# Extracted data
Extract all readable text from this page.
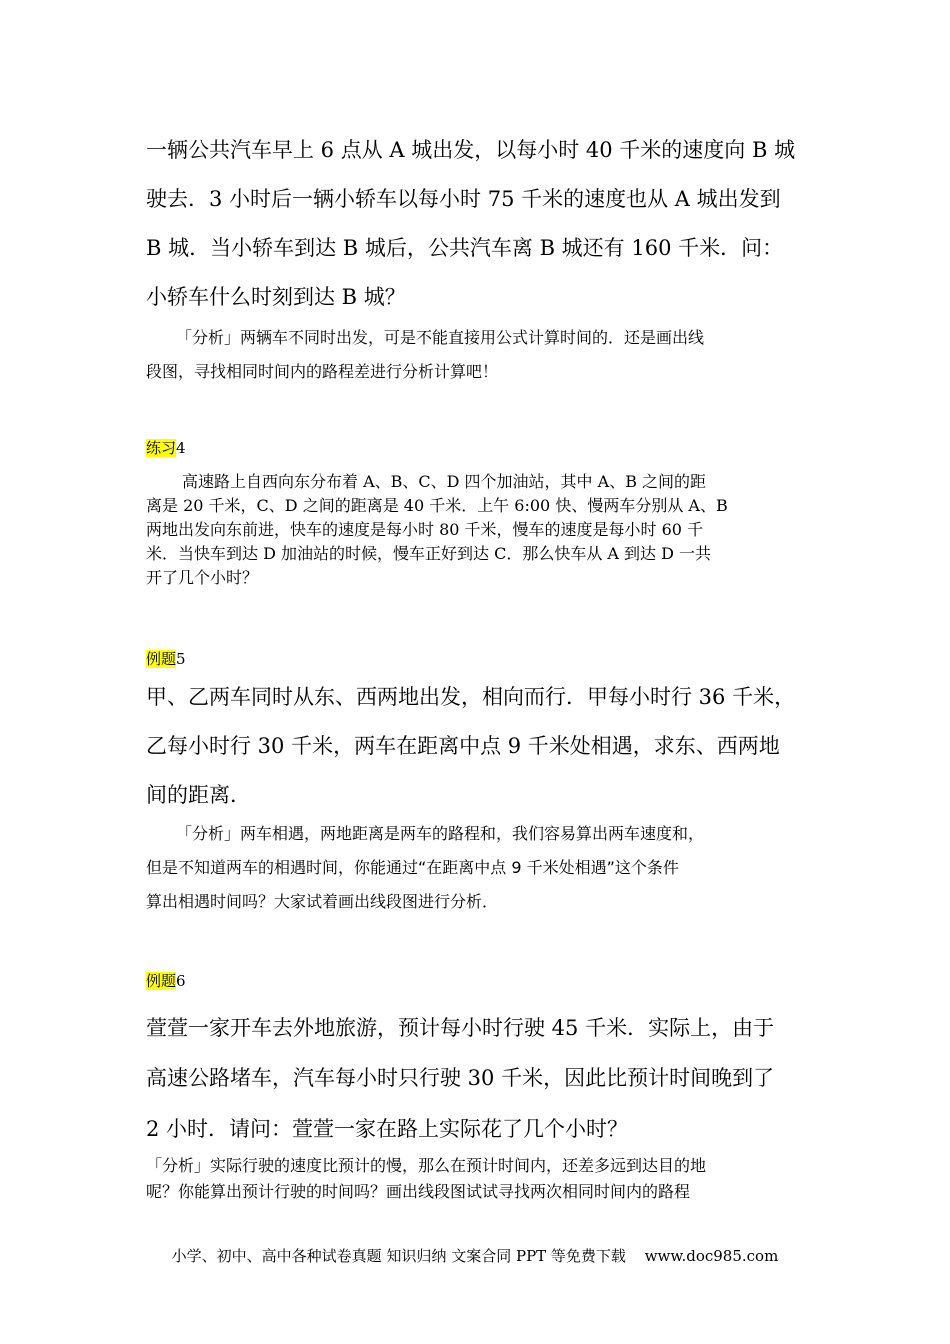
一辆公共汽车早上 6 点从 A 城出发，以每小时 40 千米的速度向 B 城

驶去．3 小时后一辆小轿车以每小时 75 千米的速度也从 A 城出发到

B 城．当小轿车到达 B 城后，公共汽车离 B 城还有 160 千米．问：

小轿车什么时刻到达 B 城？

「分析」两辆车不同时出发，可是不能直接用公式计算时间的．还是画出线

段图，寻找相同时间内的路程差进行分析计算吧！

练习4

高速路上自西向东分布着 A、B、C、D 四个加油站，其中 A、B 之间的距

离是 20 千米，C、D 之间的距离是 40 千米．上午 6:00 快、慢两车分别从 A、B

两地出发向东前进，快车的速度是每小时 80 千米，慢车的速度是每小时 60 千

米．当快车到达 D 加油站的时候，慢车正好到达 C．那么快车从 A 到达 D 一共

开了几个小时？

例题5

甲、乙两车同时从东、西两地出发，相向而行．甲每小时行 36 千米，

乙每小时行 30 千米，两车在距离中点 9 千米处相遇，求东、西两地

间的距离．

「分析」两车相遇，两地距离是两车的路程和，我们容易算出两车速度和，

但是不知道两车的相遇时间，你能通过“在距离中点 9 千米处相遇”这个条件

算出相遇时间吗？大家试着画出线段图进行分析．

例题6

萱萱一家开车去外地旅游，预计每小时行驶 45 千米．实际上，由于

高速公路堵车，汽车每小时只行驶 30 千米，因此比预计时间晚到了

2 小时．请问：萱萱一家在路上实际花了几个小时？

「分析」实际行驶的速度比预计的慢，那么在预计时间内，还差多远到达目的地

呢？你能算出预计行驶的时间吗？画出线段图试试寻找两次相同时间内的路程

小学、初中、高中各种试卷真题 知识归纳 文案合同 PPT 等免费下载 www.doc985.com
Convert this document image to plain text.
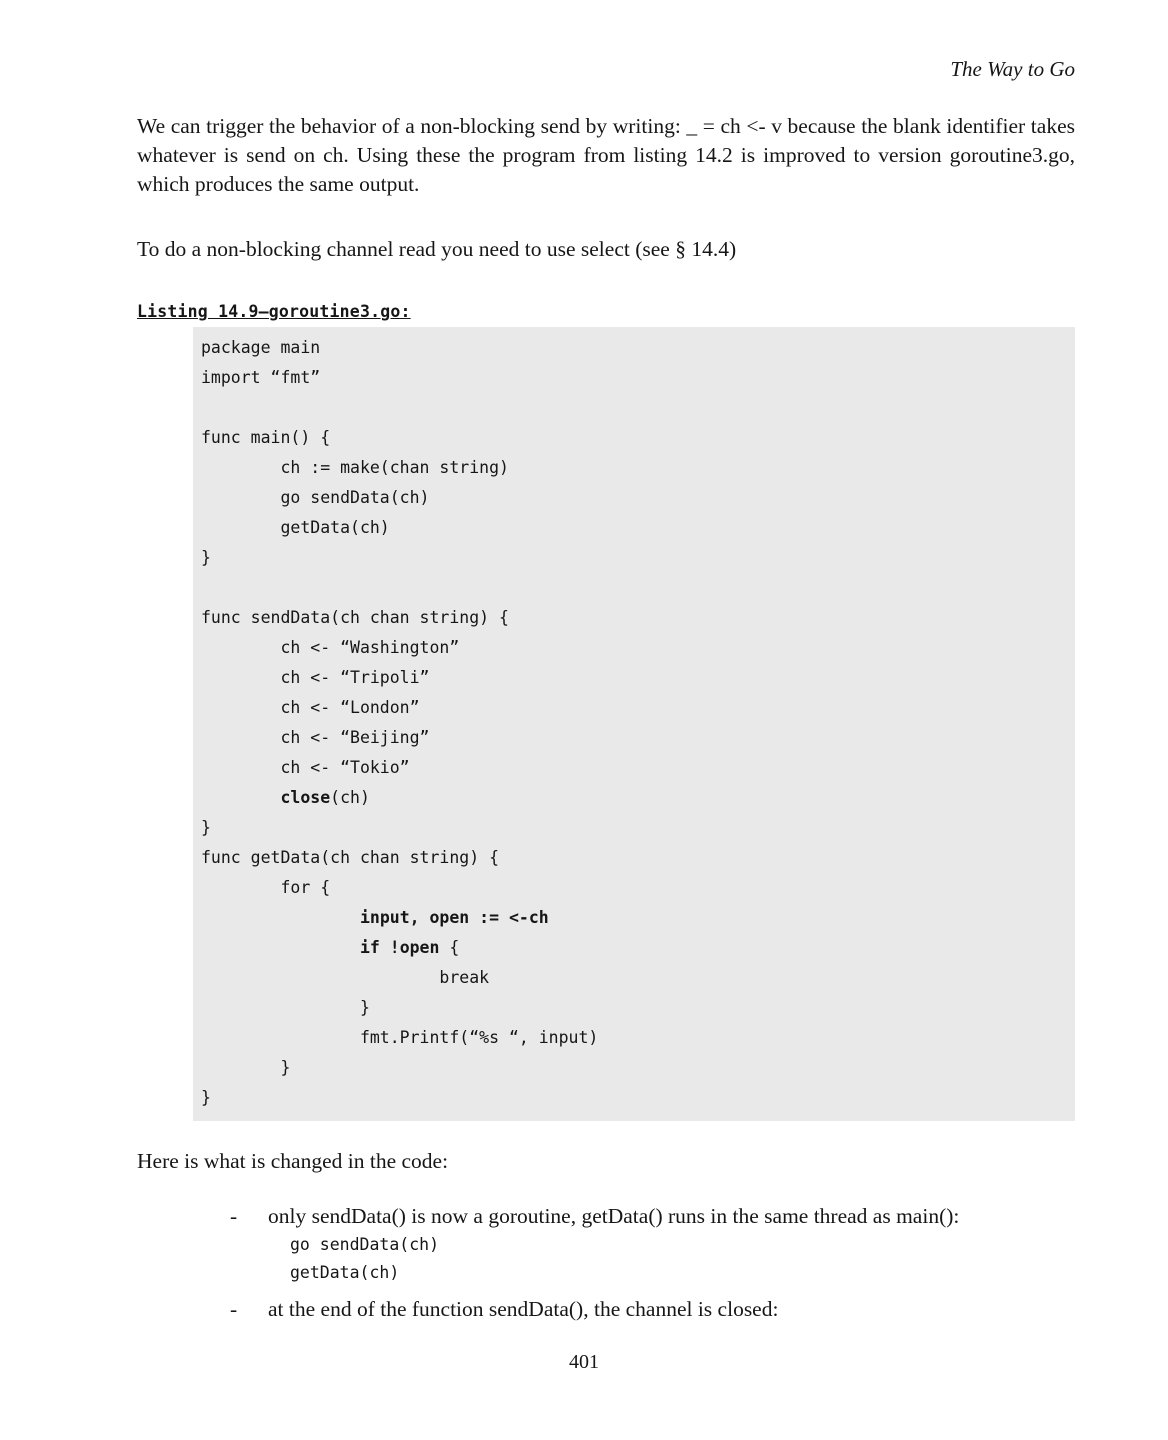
The Way to Go
We can trigger the behavior of a non-blocking send by writing: _ = ch <- v because the blank identifier takes whatever is send on ch. Using these the program from listing 14.2 is improved to version goroutine3.go, which produces the same output.
To do a non-blocking channel read you need to use select (see § 14.4)
Listing 14.9—goroutine3.go:
package main
import “fmt”

func main() {
ch := make(chan string)
go sendData(ch)
getData(ch)
}

func sendData(ch chan string) {
ch <- “Washington”
ch <- “Tripoli”
ch <- “London”
ch <- “Beijing”
ch <- “Tokio”
close(ch)
}
func getData(ch chan string) {
for {
input, open := <-ch
if !open {
break
}
fmt.Printf(“%s “, input)
}
}
Here is what is changed in the code:
-	only sendData() is now a goroutine, getData() runs in the same thread as main():
go sendData(ch)
getData(ch)
-	at the end of the function sendData(), the channel is closed:
401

# Written exercise
All of the entries above should be copied exactly, except for the pictures.

# Written answer
Extract all readable text from this page.
一辆公共汽车早上 6 点从 A 城出发，以每小时 40 千米的速度向 B 城

驶去．3 小时后一辆小轿车以每小时 75 千米的速度也从 A 城出发到

B 城．当小轿车到达 B 城后，公共汽车离 B 城还有 160 千米．问：

小轿车什么时刻到达 B 城？

「分析」两辆车不同时出发，可是不能直接用公式计算时间的．还是画出线

段图，寻找相同时间内的路程差进行分析计算吧！

练习4

高速路上自西向东分布着 A、B、C、D 四个加油站，其中 A、B 之间的距

离是 20 千米，C、D 之间的距离是 40 千米．上午 6:00 快、慢两车分别从 A、B

两地出发向东前进，快车的速度是每小时 80 千米，慢车的速度是每小时 60 千

米．当快车到达 D 加油站的时候，慢车正好到达 C．那么快车从 A 到达 D 一共

开了几个小时？

例题5

甲、乙两车同时从东、西两地出发，相向而行．甲每小时行 36 千米，

乙每小时行 30 千米，两车在距离中点 9 千米处相遇，求东、西两地

间的距离．

「分析」两车相遇，两地距离是两车的路程和，我们容易算出两车速度和，

但是不知道两车的相遇时间，你能通过“在距离中点 9 千米处相遇”这个条件

算出相遇时间吗？大家试着画出线段图进行分析．

例题6

萱萱一家开车去外地旅游，预计每小时行驶 45 千米．实际上，由于

高速公路堵车，汽车每小时只行驶 30 千米，因此比预计时间晚到了

2 小时．请问：萱萱一家在路上实际花了几个小时？

「分析」实际行驶的速度比预计的慢，那么在预计时间内，还差多远到达目的地

呢？你能算出预计行驶的时间吗？画出线段图试试寻找两次相同时间内的路程

小学、初中、高中各种试卷真题 知识归纳 文案合同 PPT 等免费下载 www.doc985.com
Convert this document image to plain text.
The Way to Go
We can trigger the behavior of a non-blocking send by writing: _ = ch <- v because the blank identifier takes whatever is send on ch. Using these the program from listing 14.2 is improved to version goroutine3.go, which produces the same output.
To do a non-blocking channel read you need to use select (see § 14.4)
Listing 14.9—goroutine3.go:
package main
import “fmt”

func main() {
ch := make(chan string)
go sendData(ch)
getData(ch)
}

func sendData(ch chan string) {
ch <- “Washington”
ch <- “Tripoli”
ch <- “London”
ch <- “Beijing”
ch <- “Tokio”
close(ch)
}
func getData(ch chan string) {
for {
input, open := <-ch
if !open {
break
}
fmt.Printf(“%s “, input)
}
}
Here is what is changed in the code:
-	only sendData() is now a goroutine, getData() runs in the same thread as main():
go sendData(ch)
getData(ch)
-	at the end of the function sendData(), the channel is closed:
401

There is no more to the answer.